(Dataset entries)
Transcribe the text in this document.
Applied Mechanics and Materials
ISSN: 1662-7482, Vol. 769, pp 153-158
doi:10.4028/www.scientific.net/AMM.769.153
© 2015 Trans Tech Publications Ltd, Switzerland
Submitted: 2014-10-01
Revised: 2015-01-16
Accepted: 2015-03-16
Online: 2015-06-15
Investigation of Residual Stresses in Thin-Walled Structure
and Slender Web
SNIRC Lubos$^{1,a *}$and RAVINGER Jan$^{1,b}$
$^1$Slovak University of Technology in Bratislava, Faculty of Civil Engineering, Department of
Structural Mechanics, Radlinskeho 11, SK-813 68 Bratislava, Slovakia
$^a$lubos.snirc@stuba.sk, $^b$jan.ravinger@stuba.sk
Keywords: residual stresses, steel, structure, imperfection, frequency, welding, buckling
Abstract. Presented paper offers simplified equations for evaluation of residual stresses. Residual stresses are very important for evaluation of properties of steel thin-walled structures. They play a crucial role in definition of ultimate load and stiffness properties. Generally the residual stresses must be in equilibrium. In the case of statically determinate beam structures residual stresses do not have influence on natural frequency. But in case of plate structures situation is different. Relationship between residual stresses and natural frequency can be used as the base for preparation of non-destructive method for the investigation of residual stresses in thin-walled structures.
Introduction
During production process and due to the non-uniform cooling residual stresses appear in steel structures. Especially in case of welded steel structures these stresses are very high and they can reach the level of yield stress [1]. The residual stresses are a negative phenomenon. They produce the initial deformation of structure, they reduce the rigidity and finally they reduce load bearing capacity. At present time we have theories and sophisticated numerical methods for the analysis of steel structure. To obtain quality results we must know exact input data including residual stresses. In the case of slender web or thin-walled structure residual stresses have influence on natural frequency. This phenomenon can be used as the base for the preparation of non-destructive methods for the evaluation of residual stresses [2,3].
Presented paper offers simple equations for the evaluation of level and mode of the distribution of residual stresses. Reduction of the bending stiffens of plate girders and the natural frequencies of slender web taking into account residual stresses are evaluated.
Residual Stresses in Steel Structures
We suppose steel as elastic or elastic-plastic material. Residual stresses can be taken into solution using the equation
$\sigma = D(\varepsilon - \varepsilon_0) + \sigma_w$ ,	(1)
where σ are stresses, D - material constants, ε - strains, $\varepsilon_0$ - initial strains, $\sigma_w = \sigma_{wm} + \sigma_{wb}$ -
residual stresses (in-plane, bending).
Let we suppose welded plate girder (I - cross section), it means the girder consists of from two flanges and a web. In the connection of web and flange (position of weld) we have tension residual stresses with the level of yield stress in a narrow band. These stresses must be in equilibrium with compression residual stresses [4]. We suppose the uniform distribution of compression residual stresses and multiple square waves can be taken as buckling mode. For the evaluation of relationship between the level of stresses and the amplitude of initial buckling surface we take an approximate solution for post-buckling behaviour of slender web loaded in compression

### PROBLEM STATEMENT
The records above should be duplicated in full, exactly as given.

### SOLUTION TO THIS EXERCISE
Transcribe the text in this document.
Applied Mechanics and Materials
ISSN: 1662-7482, Vol. 769, pp 153-158
doi:10.4028/www.scientific.net/AMM.769.153
© 2015 Trans Tech Publications Ltd, Switzerland
Submitted: 2014-10-01
Revised: 2015-01-16
Accepted: 2015-03-16
Online: 2015-06-15
Investigation of Residual Stresses in Thin-Walled Structure
and Slender Web
SNIRC Lubos$^{1,a *}$and RAVINGER Jan$^{1,b}$
$^1$Slovak University of Technology in Bratislava, Faculty of Civil Engineering, Department of
Structural Mechanics, Radlinskeho 11, SK-813 68 Bratislava, Slovakia
$^a$lubos.snirc@stuba.sk, $^b$jan.ravinger@stuba.sk
Keywords: residual stresses, steel, structure, imperfection, frequency, welding, buckling
Abstract. Presented paper offers simplified equations for evaluation of residual stresses. Residual stresses are very important for evaluation of properties of steel thin-walled structures. They play a crucial role in definition of ultimate load and stiffness properties. Generally the residual stresses must be in equilibrium. In the case of statically determinate beam structures residual stresses do not have influence on natural frequency. But in case of plate structures situation is different. Relationship between residual stresses and natural frequency can be used as the base for preparation of non-destructive method for the investigation of residual stresses in thin-walled structures.
Introduction
During production process and due to the non-uniform cooling residual stresses appear in steel structures. Especially in case of welded steel structures these stresses are very high and they can reach the level of yield stress [1]. The residual stresses are a negative phenomenon. They produce the initial deformation of structure, they reduce the rigidity and finally they reduce load bearing capacity. At present time we have theories and sophisticated numerical methods for the analysis of steel structure. To obtain quality results we must know exact input data including residual stresses. In the case of slender web or thin-walled structure residual stresses have influence on natural frequency. This phenomenon can be used as the base for the preparation of non-destructive methods for the evaluation of residual stresses [2,3].
Presented paper offers simple equations for the evaluation of level and mode of the distribution of residual stresses. Reduction of the bending stiffens of plate girders and the natural frequencies of slender web taking into account residual stresses are evaluated.
Residual Stresses in Steel Structures
We suppose steel as elastic or elastic-plastic material. Residual stresses can be taken into solution using the equation
$\sigma = D(\varepsilon - \varepsilon_0) + \sigma_w$ ,	(1)
where σ are stresses, D - material constants, ε - strains, $\varepsilon_0$ - initial strains, $\sigma_w = \sigma_{wm} + \sigma_{wb}$ -
residual stresses (in-plane, bending).
Let we suppose welded plate girder (I - cross section), it means the girder consists of from two flanges and a web. In the connection of web and flange (position of weld) we have tension residual stresses with the level of yield stress in a narrow band. These stresses must be in equilibrium with compression residual stresses [4]. We suppose the uniform distribution of compression residual stresses and multiple square waves can be taken as buckling mode. For the evaluation of relationship between the level of stresses and the amplitude of initial buckling surface we take an approximate solution for post-buckling behaviour of slender web loaded in compression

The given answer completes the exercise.